MATERIALS PROVIDED ::
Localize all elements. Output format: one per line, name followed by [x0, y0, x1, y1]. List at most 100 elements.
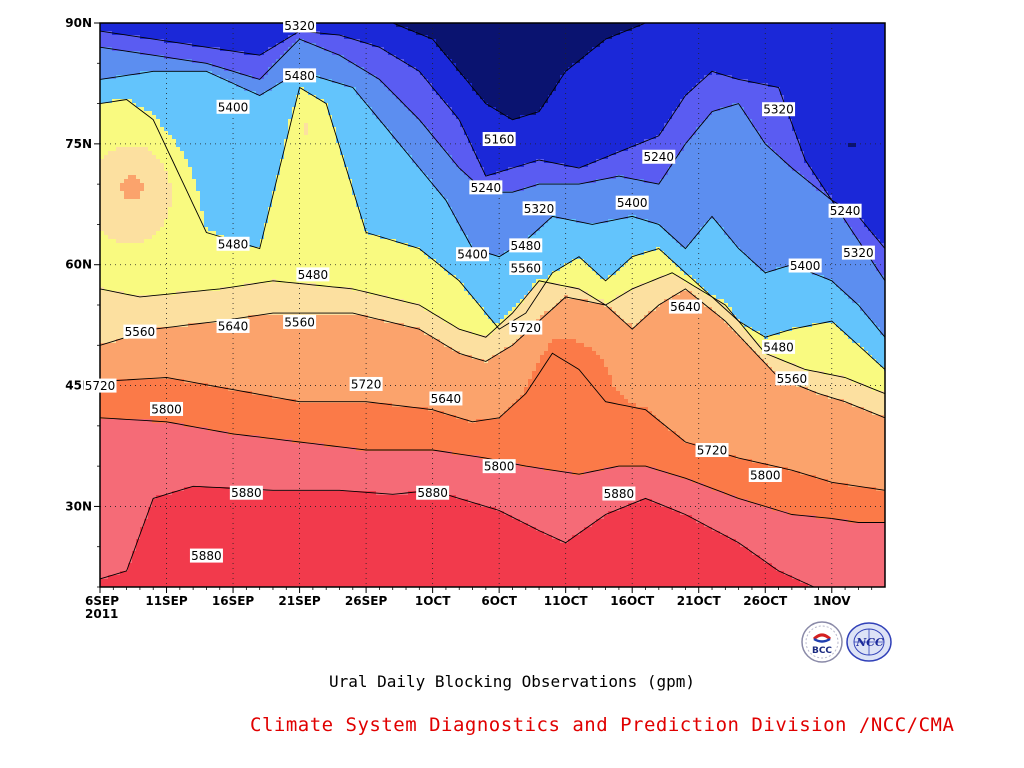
contour-band-cell [716, 451, 721, 492]
contour-band-cell [664, 427, 669, 472]
contour-band-cell [212, 231, 217, 292]
contour-band-cell [428, 179, 433, 260]
contour-band-cell [280, 399, 285, 440]
contour-band-cell [764, 507, 769, 564]
contour-band-cell [800, 151, 805, 176]
contour-band-cell [640, 319, 645, 408]
contour-band-cell [176, 291, 181, 328]
contour-band-cell [680, 151, 685, 248]
contour-band-cell [584, 291, 589, 300]
contour-band-cell [728, 311, 733, 328]
contour-band-cell [356, 67, 361, 96]
contour-band-cell [736, 543, 741, 587]
contour-band-cell [248, 283, 253, 316]
contour-band-cell [324, 79, 329, 104]
contour-band-cell [220, 79, 225, 236]
contour-band-cell [572, 219, 577, 260]
contour-band-cell [280, 43, 285, 56]
contour-band-cell [524, 523, 529, 587]
contour-band-cell [152, 71, 157, 116]
contour-label-text: 5560 [777, 372, 808, 386]
contour-band-cell [232, 287, 237, 320]
contour-band-cell [480, 507, 485, 587]
contour-band-cell [144, 419, 149, 520]
contour-band-cell [152, 39, 157, 56]
contour-band-cell [148, 71, 153, 112]
contour-band-cell [420, 75, 425, 124]
contour-band-cell [708, 451, 713, 488]
contour-band-cell [824, 395, 829, 480]
contour-band-cell [124, 243, 129, 296]
contour-band-cell [208, 23, 213, 48]
contour-band-cell [476, 187, 481, 252]
contour-band-cell [172, 43, 177, 60]
contour-band-cell [460, 23, 465, 76]
contour-band-cell [556, 219, 561, 272]
contour-label-text: 5800 [151, 402, 182, 416]
contour-band-cell [212, 431, 217, 488]
contour-label-text: 5160 [484, 133, 515, 147]
contour-band-cell [632, 255, 637, 288]
contour-band-cell [144, 519, 149, 587]
contour-band-cell [444, 199, 449, 272]
contour-band-cell [312, 31, 317, 44]
contour-band-cell [396, 99, 401, 144]
contour-band-cell [360, 219, 365, 292]
contour-band-cell [208, 291, 213, 324]
contour-band-cell [312, 75, 317, 96]
contour-band-cell [768, 507, 773, 564]
contour-band-cell [208, 63, 213, 72]
contour-band-cell [100, 159, 105, 232]
contour-band-cell [444, 103, 449, 152]
contour-band-cell [288, 491, 293, 587]
contour-band-cell [472, 359, 477, 424]
contour-band-cell [328, 115, 333, 288]
contour-band-cell [168, 183, 173, 208]
contour-band-cell [672, 295, 677, 432]
contour-band-cell [240, 23, 245, 52]
contour-band-cell [340, 315, 345, 404]
contour-band-cell [716, 223, 721, 300]
contour-band-cell [252, 55, 257, 80]
contour-band-cell [348, 23, 353, 40]
contour-band-cell [872, 23, 877, 236]
contour-band-cell [764, 363, 769, 464]
contour-band-cell [528, 23, 533, 116]
contour-band-cell [504, 191, 509, 252]
contour-band-cell [260, 439, 265, 492]
contour-band-cell [168, 379, 173, 424]
contour-band-cell [448, 155, 453, 208]
contour-band-cell [312, 95, 317, 284]
contour-band-cell [316, 443, 321, 492]
contour-band-cell [592, 183, 597, 224]
contour-band-cell [656, 307, 661, 420]
contour-band-cell [628, 467, 633, 504]
contour-band-cell [388, 403, 393, 452]
contour-band-cell [512, 343, 517, 404]
contour-band-cell [412, 31, 417, 68]
contour-band-cell [324, 447, 329, 492]
contour-band-cell [624, 31, 629, 152]
contour-band-cell [256, 55, 261, 80]
contour-band-cell [212, 291, 217, 324]
contour-band-cell [716, 531, 721, 587]
contour-band-cell [544, 535, 549, 587]
contour-band-cell [332, 491, 337, 587]
contour-band-cell [644, 407, 649, 468]
contour-band-cell [704, 487, 709, 528]
contour-band-cell [736, 499, 741, 544]
contour-band-cell [468, 295, 473, 332]
contour-band-cell [244, 391, 249, 436]
contour-band-cell [512, 519, 517, 587]
contour-band-cell [752, 503, 757, 556]
contour-band-cell [208, 431, 213, 488]
contour-band-cell [100, 579, 105, 587]
contour-band-cell [572, 259, 577, 288]
contour-band-cell [692, 519, 697, 587]
contour-band-cell [284, 315, 289, 400]
contour-band-cell [460, 283, 465, 332]
contour-band-cell [720, 319, 725, 456]
contour-band-cell [596, 275, 601, 300]
contour-band-cell [624, 399, 629, 468]
contour-band-cell [260, 395, 265, 440]
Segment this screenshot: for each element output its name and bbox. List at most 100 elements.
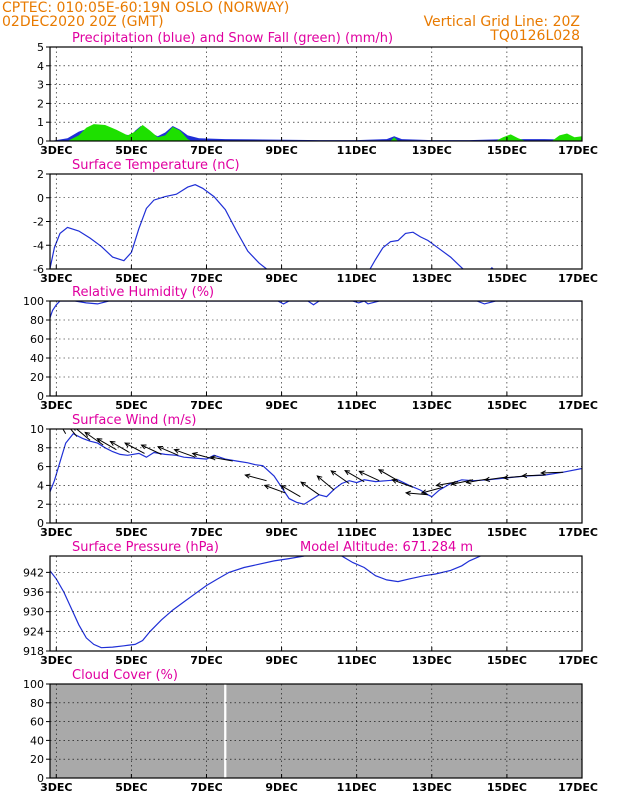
wind-arrow-20	[377, 469, 399, 482]
x-tick-label: 3DEC	[40, 781, 72, 794]
cloud-title: Cloud Cover (%)	[72, 668, 178, 683]
wind-arrow-0	[62, 429, 67, 434]
temp-title: Surface Temperature (nC)	[72, 158, 240, 173]
x-tick-label: 5DEC	[115, 654, 147, 667]
rh-panel: 0 20 40 60 80 100 3DEC 5DEC 7DEC 9DEC 11DEC 13DEC 15…	[23, 295, 598, 412]
x-tick-label: 11DEC	[337, 654, 377, 667]
x-tick-label: 3DEC	[40, 144, 72, 157]
precip-title: Precipitation (blue) and Snow Fall (gree…	[72, 31, 393, 46]
y-tick-label: 0	[37, 517, 44, 530]
x-tick-label: 3DEC	[40, 399, 72, 412]
wind-arrow-29	[521, 473, 545, 479]
x-tick-label: 9DEC	[265, 781, 297, 794]
y-tick-label: 20	[30, 753, 44, 766]
wind-arrow-22	[404, 490, 429, 496]
wind-arrow-21	[391, 478, 414, 488]
temp-plot-area	[50, 184, 494, 269]
x-tick-label: 3DEC	[40, 272, 72, 285]
header-location: CPTEC: 010:05E-60:19N OSLO (NORWAY)	[2, 0, 289, 16]
wind-arrow-7	[140, 444, 162, 455]
cloud-plot-area	[50, 684, 582, 778]
press-panel: 918 924 930 936 942 3DEC 5DEC 7DEC 9DEC 11DEC 13DE…	[23, 555, 598, 667]
x-tick-label: 13DEC	[412, 781, 452, 794]
y-tick-label: 4	[37, 479, 44, 492]
x-tick-label: 7DEC	[190, 654, 222, 667]
x-tick-label: 15DEC	[487, 399, 527, 412]
temp-line-2	[489, 266, 494, 269]
wind-arrow-23	[420, 486, 444, 495]
rh-frame	[49, 300, 583, 397]
wind-line-0	[50, 432, 582, 505]
wind-arrow-15	[300, 481, 320, 496]
press-frame	[49, 555, 583, 652]
wind-arrow-5	[109, 440, 130, 453]
x-tick-label: 7DEC	[190, 781, 222, 794]
y-tick-label: 8	[37, 442, 44, 455]
cloud-panel: 0 20 40 60 80 100 3DEC 5DEC 7DEC 9DEC 11DEC 13DEC 15…	[23, 678, 598, 794]
y-tick-label: 10	[30, 423, 44, 436]
y-tick-label: 2	[37, 168, 44, 181]
wind-grid	[50, 429, 582, 523]
y-tick-label: 100	[23, 295, 44, 308]
wind-arrow-13	[263, 484, 286, 494]
y-tick-label: 0	[37, 135, 44, 148]
wind-arrow-9	[173, 448, 196, 458]
wind-arrow-19	[358, 470, 380, 482]
x-tick-label: 7DEC	[190, 526, 222, 539]
x-tick-label: 5DEC	[115, 272, 147, 285]
x-tick-label: 17DEC	[558, 781, 598, 794]
x-tick-label: 17DEC	[558, 654, 598, 667]
cloud-grid	[50, 684, 582, 778]
rh-title: Relative Humidity (%)	[72, 285, 214, 300]
wind-panel: 0 2 4 6 8 10 3DEC 5DEC 7DEC 9DEC 11DEC 13DEC 15DEC 17…	[30, 423, 598, 539]
wind-arrow-1	[69, 429, 78, 437]
y-tick-label: 80	[30, 314, 44, 327]
y-tick-label: 4	[37, 60, 44, 73]
x-tick-label: 15DEC	[487, 781, 527, 794]
x-tick-label: 11DEC	[337, 526, 377, 539]
x-tick-label: 13DEC	[412, 399, 452, 412]
y-tick-label: 918	[23, 645, 44, 658]
model-altitude: Model Altitude: 671.284 m	[300, 540, 473, 555]
y-tick-label: 60	[30, 333, 44, 346]
x-tick-label: 7DEC	[190, 399, 222, 412]
y-tick-label: 3	[37, 79, 44, 92]
wind-arrow-16	[316, 475, 335, 491]
y-tick-label: 100	[23, 678, 44, 691]
x-tick-label: 3DEC	[40, 526, 72, 539]
y-tick-label: -4	[33, 239, 44, 252]
rh-plot-area	[50, 301, 582, 319]
wind-title: Surface Wind (m/s)	[72, 413, 196, 428]
wind-arrow-26	[465, 478, 489, 485]
rh-line-0	[50, 301, 582, 319]
snowfall-area	[67, 124, 582, 141]
wind-arrow-10	[191, 452, 215, 460]
x-tick-label: 15DEC	[487, 654, 527, 667]
precip-plot-area	[50, 124, 582, 141]
press-grid	[50, 556, 582, 651]
header-grid-line: Vertical Grid Line: 20Z	[424, 14, 580, 30]
x-tick-label: 5DEC	[115, 526, 147, 539]
x-tick-label: 9DEC	[265, 399, 297, 412]
y-tick-label: 2	[37, 498, 44, 511]
x-tick-label: 3DEC	[40, 654, 72, 667]
x-tick-label: 11DEC	[337, 781, 377, 794]
x-tick-label: 13DEC	[412, 526, 452, 539]
temp-panel: -6 -4 -2 0 2 3DEC 5DEC 7DEC 9DEC 11DEC 13DEC 15DEC 1…	[33, 168, 598, 285]
x-tick-label: 9DEC	[265, 272, 297, 285]
y-tick-label: 942	[23, 566, 44, 579]
y-tick-label: 20	[30, 371, 44, 384]
x-tick-label: 9DEC	[265, 144, 297, 157]
x-tick-label: 13DEC	[412, 272, 452, 285]
x-tick-label: 5DEC	[115, 144, 147, 157]
cloud-cover-block-0	[50, 684, 225, 778]
y-tick-label: -2	[33, 216, 44, 229]
y-tick-label: 0	[37, 772, 44, 785]
precip-panel: 0 1 2 3 4 5 3DEC 5DEC 7DEC 9DEC 11DEC 13DEC 15DEC 17D…	[37, 41, 598, 157]
wind-arrow-11	[209, 455, 233, 462]
x-tick-label: 13DEC	[412, 144, 452, 157]
press-title: Surface Pressure (hPa)	[72, 540, 219, 555]
y-tick-label: 930	[23, 606, 44, 619]
x-tick-label: 15DEC	[487, 526, 527, 539]
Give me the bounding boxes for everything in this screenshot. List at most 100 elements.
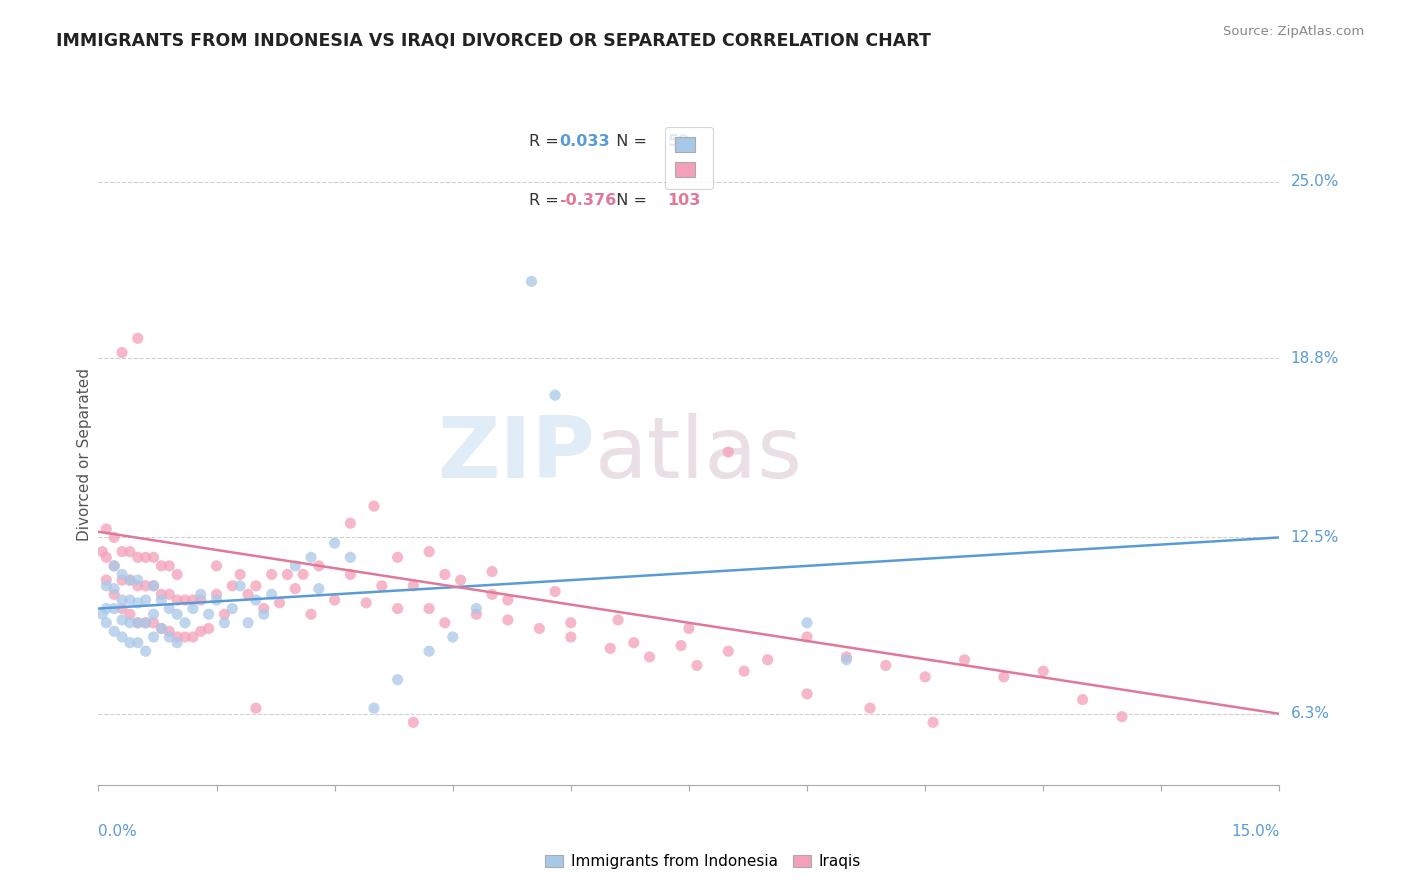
Point [127,331,149,345]
Point [103,582,125,596]
Point [150,558,173,573]
Point [111,544,134,558]
Point [174,615,197,630]
Point [135,615,157,630]
Point [245,701,267,715]
Point [623,636,645,650]
Text: 25.0%: 25.0% [1291,174,1339,189]
Point [157,630,180,644]
Legend: Immigrants from Indonesia, Iraqis: Immigrants from Indonesia, Iraqis [538,848,868,875]
Point [142,579,165,593]
Point [135,615,157,630]
Point [118,544,141,558]
Text: 6.3%: 6.3% [1291,706,1330,722]
Point [496,613,519,627]
Point [465,607,488,622]
Point [914,670,936,684]
Point [197,622,219,636]
Text: IMMIGRANTS FROM INDONESIA VS IRAQI DIVORCED OR SEPARATED CORRELATION CHART: IMMIGRANTS FROM INDONESIA VS IRAQI DIVOR… [56,31,931,49]
Point [363,499,385,513]
Point [135,593,157,607]
Point [284,558,307,573]
Point [111,345,134,359]
Point [260,587,283,601]
Point [717,644,740,658]
Point [111,567,134,582]
Point [299,607,322,622]
Point [599,89,621,103]
Point [150,593,173,607]
Point [308,582,330,596]
Point [142,579,165,593]
Point [142,607,165,622]
Text: atlas: atlas [595,413,803,497]
Point [103,558,125,573]
Point [135,644,157,658]
Point [520,274,543,288]
Point [669,639,692,653]
Point [796,630,818,644]
Point [103,601,125,615]
Point [135,579,157,593]
Text: 15.0%: 15.0% [1232,824,1279,838]
Point [166,593,188,607]
Point [91,544,114,558]
Point [245,593,267,607]
Point [229,579,252,593]
Point [96,522,118,536]
Text: N =: N = [606,194,652,209]
Point [544,584,567,599]
Text: 59: 59 [668,134,690,149]
Point [308,558,330,573]
Point [118,607,141,622]
Point [157,601,180,615]
Point [127,615,149,630]
Point [127,573,149,587]
Point [450,573,472,587]
Text: 0.033: 0.033 [560,134,610,149]
Point [181,630,204,644]
Point [245,579,267,593]
Point [560,615,582,630]
Point [118,573,141,587]
Point [166,630,188,644]
Point [190,587,212,601]
Point [253,601,276,615]
Point [103,530,125,544]
Point [181,593,204,607]
Point [363,701,385,715]
Point [214,607,236,622]
Text: Source: ZipAtlas.com: Source: ZipAtlas.com [1223,25,1364,38]
Text: N =: N = [606,134,652,149]
Point [157,587,180,601]
Point [607,613,630,627]
Point [96,579,118,593]
Point [292,567,315,582]
Point [96,615,118,630]
Point [339,550,361,565]
Point [157,624,180,639]
Point [103,558,125,573]
Point [418,601,440,615]
Point [465,601,488,615]
Point [835,649,858,664]
Point [433,567,456,582]
Point [339,567,361,582]
Point [111,573,134,587]
Point [118,593,141,607]
Point [190,593,212,607]
Point [875,658,897,673]
Point [387,601,409,615]
Point [756,653,779,667]
Point [96,550,118,565]
Point [599,641,621,656]
Text: R =: R = [530,134,564,149]
Point [236,587,259,601]
Point [678,622,700,636]
Point [1111,709,1133,723]
Point [142,615,165,630]
Point [276,567,298,582]
Point [1032,664,1054,678]
Point [150,622,173,636]
Point [402,579,425,593]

TASK ::
Rename "Point" to "Marker" in the lines from the line with "Point [127,331,149,345]" to the line with "Point [544,584,567,599]", and give only those lines with everything else left as it is.

FINISHED ANSWER ::
Marker [127,331,149,345]
Marker [103,582,125,596]
Marker [150,558,173,573]
Marker [111,544,134,558]
Marker [174,615,197,630]
Marker [135,615,157,630]
Marker [245,701,267,715]
Marker [623,636,645,650]
Text: 25.0%: 25.0% [1291,174,1339,189]
Marker [157,630,180,644]
Legend: Immigrants from Indonesia, Iraqis: Immigrants from Indonesia, Iraqis [538,848,868,875]
Marker [142,579,165,593]
Marker [135,615,157,630]
Marker [118,544,141,558]
Text: 6.3%: 6.3% [1291,706,1330,722]
Marker [496,613,519,627]
Marker [465,607,488,622]
Marker [914,670,936,684]
Marker [197,622,219,636]
Text: IMMIGRANTS FROM INDONESIA VS IRAQI DIVORCED OR SEPARATED CORRELATION CHART: IMMIGRANTS FROM INDONESIA VS IRAQI DIVOR… [56,31,931,49]
Marker [363,499,385,513]
Marker [135,593,157,607]
Marker [284,558,307,573]
Marker [111,345,134,359]
Marker [260,587,283,601]
Marker [717,644,740,658]
Marker [111,567,134,582]
Marker [299,607,322,622]
Marker [599,89,621,103]
Marker [150,593,173,607]
Marker [308,582,330,596]
Marker [142,579,165,593]
Marker [142,607,165,622]
Text: atlas: atlas [595,413,803,497]
Marker [103,558,125,573]
Marker [135,644,157,658]
Marker [520,274,543,288]
Marker [669,639,692,653]
Marker [796,630,818,644]
Marker [103,601,125,615]
Marker [135,579,157,593]
Text: 15.0%: 15.0% [1232,824,1279,838]
Marker [166,593,188,607]
Marker [91,544,114,558]
Marker [245,593,267,607]
Marker [229,579,252,593]
Marker [96,522,118,536]
Text: N =: N = [606,194,652,209]
Marker [544,584,567,599]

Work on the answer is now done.